# DESCRIPTION OF THE TASK:
Check every line below for the word "none" and copy each one that has it.

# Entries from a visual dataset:
START
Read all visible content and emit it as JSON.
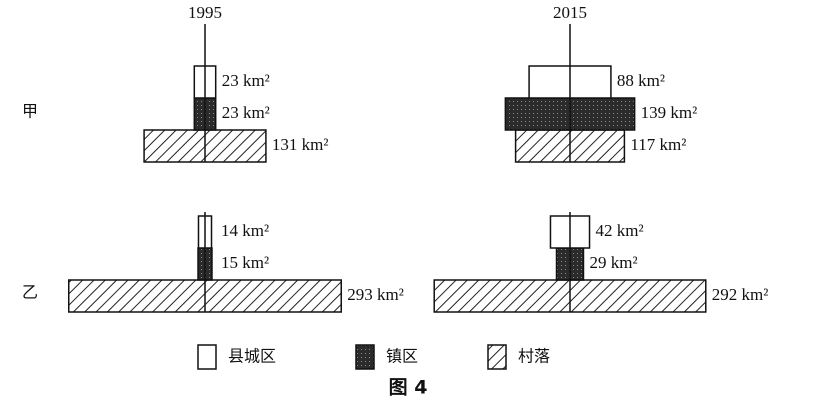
{
  "chart_data": {
    "type": "bar",
    "title": "图 4",
    "categories": [
      "1995",
      "2015"
    ],
    "groups": [
      "甲",
      "乙"
    ],
    "series": [
      {
        "name": "县城区",
        "color": "#ffffff",
        "pattern": "none",
        "values": [
          [
            23,
            88
          ],
          [
            14,
            42
          ]
        ],
        "value_labels": [
          [
            "23 km²",
            "88 km²"
          ],
          [
            "14 km²",
            "42 km²"
          ]
        ]
      },
      {
        "name": "镇区",
        "color": "#2b2b2b",
        "pattern": "dots",
        "values": [
          [
            23,
            139
          ],
          [
            15,
            29
          ]
        ],
        "value_labels": [
          [
            "23 km²",
            "139 km²"
          ],
          [
            "15 km²",
            "29 km²"
          ]
        ]
      },
      {
        "name": "村落",
        "color": "#ffffff",
        "pattern": "hatch",
        "values": [
          [
            131,
            117
          ],
          [
            293,
            292
          ]
        ],
        "value_labels": [
          [
            "131 km²",
            "117 km²"
          ],
          [
            "293 km²",
            "292 km²"
          ]
        ]
      }
    ]
  }
}
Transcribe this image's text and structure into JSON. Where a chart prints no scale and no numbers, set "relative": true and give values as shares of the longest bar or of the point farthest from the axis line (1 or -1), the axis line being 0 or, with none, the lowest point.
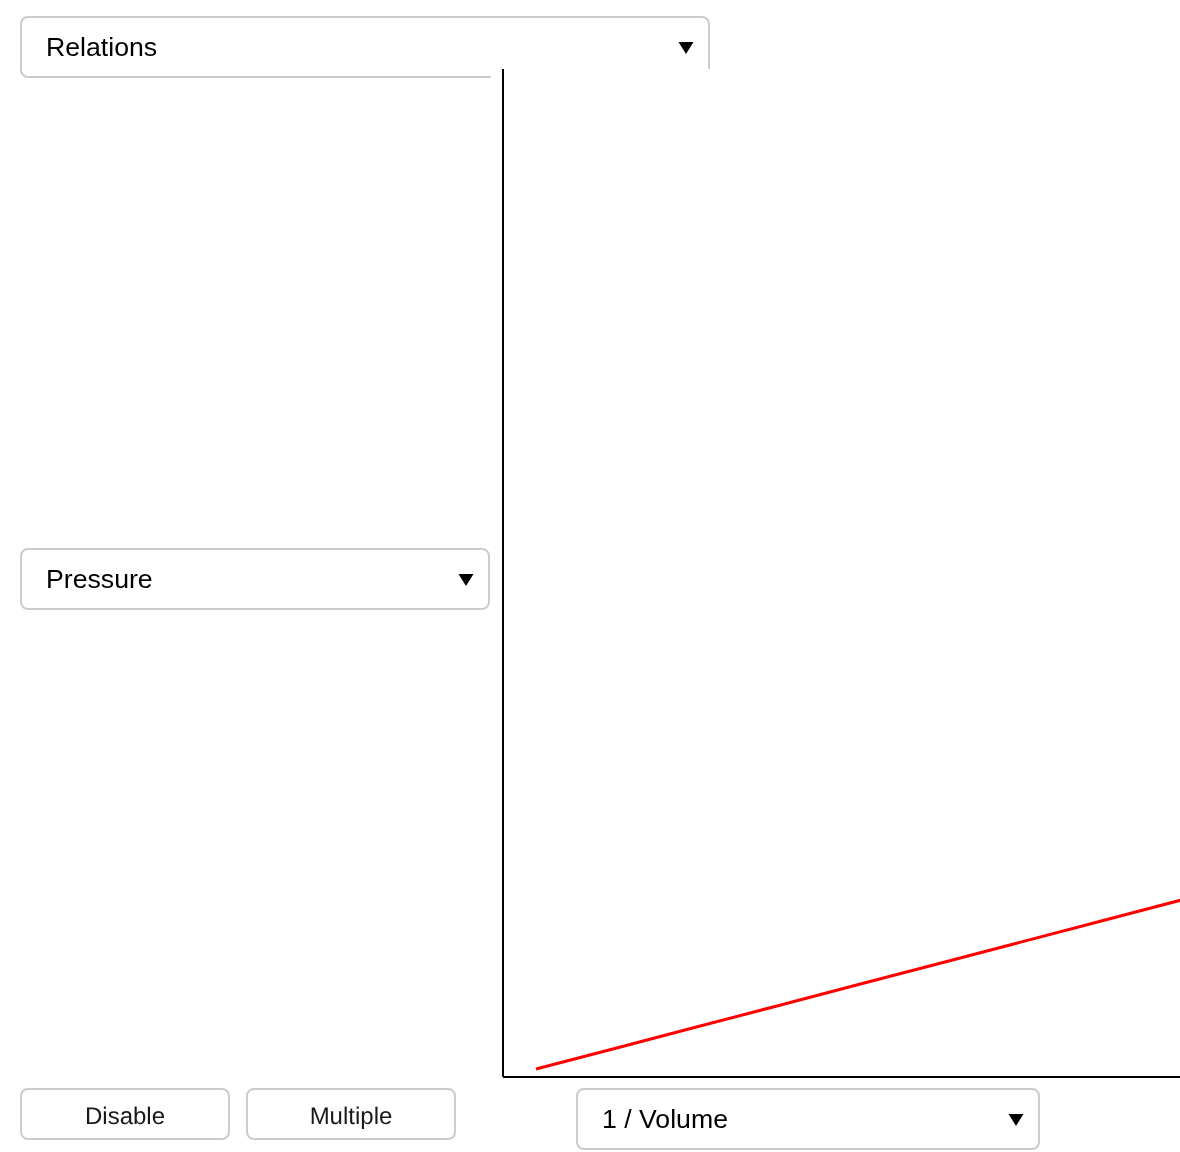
{
  "chart_data": {
    "type": "line",
    "relative": true,
    "title": "Relations",
    "xlabel": "1 / Volume",
    "annotations": [
      "Pressure",
      "Disable",
      "Multiple"
    ],
    "categories": [
      null,
      null,
      null,
      null,
      null,
      null,
      null,
      null,
      null
    ],
    "series": [
      {
        "color": "#ff0000",
        "values": [
          0.045,
          0.164,
          0.284,
          0.403,
          0.523,
          0.642,
          0.761,
          0.881,
          1.0
        ]
      }
    ],
    "tick_labels": false,
    "grid": false,
    "marker": "none",
    "line_style": "solid"
  }
}
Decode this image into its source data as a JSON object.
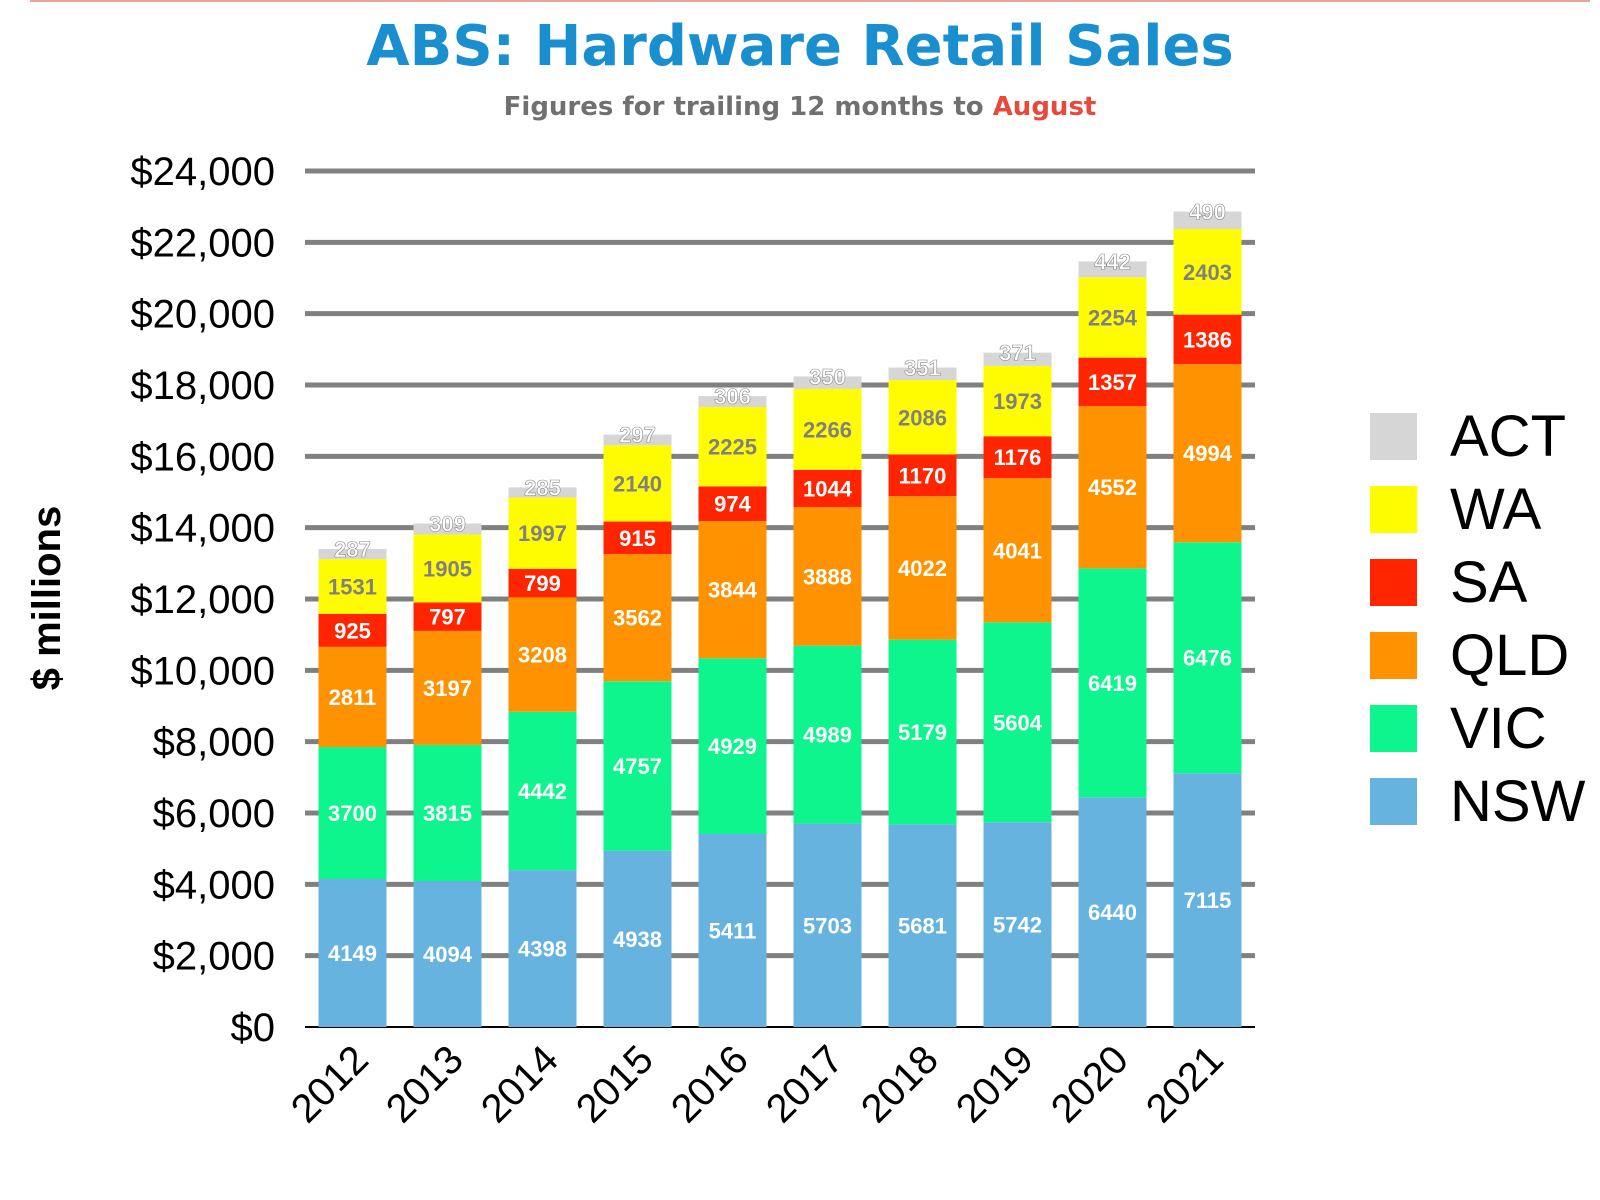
{
  "header": {
    "title": "ABS: Hardware Retail Sales",
    "subtitle_prefix": "Figures for trailing 12 months to ",
    "subtitle_highlight": "August"
  },
  "colors": {
    "title": "#1a8fd0",
    "subtitle": "#707070",
    "highlight": "#e8493a",
    "grid": "#808080"
  },
  "chart_data": {
    "type": "bar",
    "stacked": true,
    "title": "ABS: Hardware Retail Sales",
    "subtitle": "Figures for trailing 12 months to August",
    "xlabel": "",
    "ylabel": "$ millions",
    "ylim": [
      0,
      24000
    ],
    "yticks": [
      0,
      2000,
      4000,
      6000,
      8000,
      10000,
      12000,
      14000,
      16000,
      18000,
      20000,
      22000,
      24000
    ],
    "ytick_labels": [
      "$0",
      "$2,000",
      "$4,000",
      "$6,000",
      "$8,000",
      "$10,000",
      "$12,000",
      "$14,000",
      "$16,000",
      "$18,000",
      "$20,000",
      "$22,000",
      "$24,000"
    ],
    "grid": true,
    "legend_position": "right",
    "categories": [
      "2012",
      "2013",
      "2014",
      "2015",
      "2016",
      "2017",
      "2018",
      "2019",
      "2020",
      "2021"
    ],
    "series": [
      {
        "name": "NSW",
        "color": "#66b3e0",
        "label_color": "#ffffff",
        "values": [
          4149,
          4094,
          4398,
          4938,
          5411,
          5703,
          5681,
          5742,
          6440,
          7115
        ]
      },
      {
        "name": "VIC",
        "color": "#0ef58e",
        "label_color": "#ffffff",
        "values": [
          3700,
          3815,
          4442,
          4757,
          4929,
          4989,
          5179,
          5604,
          6419,
          6476
        ]
      },
      {
        "name": "QLD",
        "color": "#ff9200",
        "label_color": "#ffffff",
        "values": [
          2811,
          3197,
          3208,
          3562,
          3844,
          3888,
          4022,
          4041,
          4552,
          4994
        ]
      },
      {
        "name": "SA",
        "color": "#ff2500",
        "label_color": "#ffffff",
        "values": [
          925,
          797,
          799,
          915,
          974,
          1044,
          1170,
          1176,
          1357,
          1386
        ]
      },
      {
        "name": "WA",
        "color": "#fffb00",
        "label_color": "#808080",
        "values": [
          1531,
          1905,
          1997,
          2140,
          2225,
          2266,
          2086,
          1973,
          2254,
          2403
        ]
      },
      {
        "name": "ACT",
        "color": "#d6d6d6",
        "label_color": "#ffffff",
        "values": [
          287,
          309,
          285,
          297,
          306,
          350,
          351,
          371,
          442,
          490
        ]
      }
    ]
  }
}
END
# RESPONSE FOR THIS EXERCISE:
        "pattern": "none",
Transcribe this image's text and structure into JSON. Where a chart prints no scale and no numbers, set "relative": true and give values as shares of the longest bar or of the point farthest from the axis line (1 or -1), the axis line being 0 or, with none, the lowest point.
    "marker": "none",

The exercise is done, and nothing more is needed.